Teks Sumber:
---*---
Financial Market Update

Point of Interest:

        Data inflasi PCE (YoY) AS turun menjadi 2,1% (September) dari 2,3% (Agustus) dan merupakan level terendah sejak Februari 2021. Sementara itu, inflasi PCE inti YoY AS stabil sebesar 2,7% (September), sedikit di atas perkiraan konsensus sebesar 2,6%.

 

        Klaim pengangguran di AS periode 26 Oktober turun sebanyak 12.000 dari pekan sebelumnya menjadi 216.000, dan jauh di bawah ekspektasi konsensus sebanyak 230.000. Data tersebut menunjukkan bahwa pasar tenaga kerja AS masih kuat.

 

        Belanja konsumen (MoM) AS naik sebesar 0,5% menjadi USD20,02 triliun (September), lebih tinggi dari kenaikan sebesar 0,3% pada Agustus, dan sedikit di atas ekspektasi konsensus sebesar 0,4%.

 

        Inflasi headline (YoY) Eropa naik menjadi 2,0% (Oktober) dari 1,7% (September), dan sedikit di atas perkiraan konsensus sebesar 1,9%. Kenaikan inflasi terutama didorong kenaikan harga pangan dan energi.

 

        Inflasi headline (YoY) Indonesia turun menjadi 1,71% (Oktober) dari 1,84% (September), namun di atas ekspektasi konsensus sebesar 1,65%. Secara MoM, terjadi inflasi sebesar 0,08% pada Oktober setelah 5 bulan sebelumnya terjadi deflasi.

 

        S&P Global Manufacturing PMI Indonesia (Oktober) diumumkan kembali mengalami kontraksi sebesar 49,2, sama dengan level September dan merupakan kontraksi selama 4 bulan berturut-turut.

 

        IHSG ditutup melemah 0,91% ke level 7.505,26.

 

        Rupiah ditutup sedikit melemah 0,15% ke level Rp15.720/USD, dibandingkan dengan penutupan sebelumnya pada level Rp15.697/USD.
---*---
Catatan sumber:
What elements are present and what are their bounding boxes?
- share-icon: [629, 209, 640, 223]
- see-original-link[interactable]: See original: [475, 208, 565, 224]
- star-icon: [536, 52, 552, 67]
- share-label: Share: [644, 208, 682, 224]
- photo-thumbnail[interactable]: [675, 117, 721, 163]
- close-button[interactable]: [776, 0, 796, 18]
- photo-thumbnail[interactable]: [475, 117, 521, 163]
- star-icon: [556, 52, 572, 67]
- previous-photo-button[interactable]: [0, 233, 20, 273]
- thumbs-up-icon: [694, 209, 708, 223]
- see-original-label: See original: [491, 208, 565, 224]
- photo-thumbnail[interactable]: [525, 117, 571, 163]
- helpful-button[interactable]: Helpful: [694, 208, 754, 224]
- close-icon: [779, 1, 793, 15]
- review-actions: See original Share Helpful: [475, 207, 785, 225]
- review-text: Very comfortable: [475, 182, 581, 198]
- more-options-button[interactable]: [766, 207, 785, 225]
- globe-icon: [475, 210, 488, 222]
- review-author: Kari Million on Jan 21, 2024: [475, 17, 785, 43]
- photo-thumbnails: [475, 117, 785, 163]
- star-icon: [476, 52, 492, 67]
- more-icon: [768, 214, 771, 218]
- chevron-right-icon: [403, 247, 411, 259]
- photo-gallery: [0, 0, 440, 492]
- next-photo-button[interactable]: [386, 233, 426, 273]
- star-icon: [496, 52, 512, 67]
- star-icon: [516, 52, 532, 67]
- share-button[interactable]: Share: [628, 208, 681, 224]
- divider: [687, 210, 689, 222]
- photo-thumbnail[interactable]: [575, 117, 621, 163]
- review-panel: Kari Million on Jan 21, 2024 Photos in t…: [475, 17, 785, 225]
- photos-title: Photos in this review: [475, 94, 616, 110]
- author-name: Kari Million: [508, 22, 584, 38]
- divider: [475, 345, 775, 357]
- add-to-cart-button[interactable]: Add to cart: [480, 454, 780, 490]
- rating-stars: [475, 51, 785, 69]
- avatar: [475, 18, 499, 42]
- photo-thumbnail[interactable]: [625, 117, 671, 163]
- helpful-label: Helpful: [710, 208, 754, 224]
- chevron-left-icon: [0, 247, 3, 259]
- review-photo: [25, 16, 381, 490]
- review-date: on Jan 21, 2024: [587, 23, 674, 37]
---*---
Petunjuk:
**1.** Tentukan apakah setiap pernyataan berikut sesuai dengan pembaruan pasar keuangan. Jawab ya atau tidak, lalu kutip kata-kata teks yang menjadi penentunya. (a) Klaim pengangguran di AS periode 26 Oktober turun menjadi 216.000. (b) Inflasi headline (YoY) Eropa pada Oktober berada di bawah perkiraan konsensus. (c) IHSG ditutup menguat.
**2.** Menurut pembaruan pasar keuangan, sudah berapa bulan berturut-turut S&P Global Manufacturing PMI Indonesia mengalami kontraksi?
Catatan tersebut tidak diperlukan untuk mengerjakan tugas.

Jawaban Tugas:
**1.**
(a) Ya: "turun sebanyak 12.000 dari pekan sebelumnya menjadi 216.000"
(b) Tidak: "sedikit di atas perkiraan konsensus sebesar 1,9%"
(c) Tidak: "IHSG ditutup melemah 0,91% ke level 7.505,26."

**2.** Selama 4 bulan berturut-turut.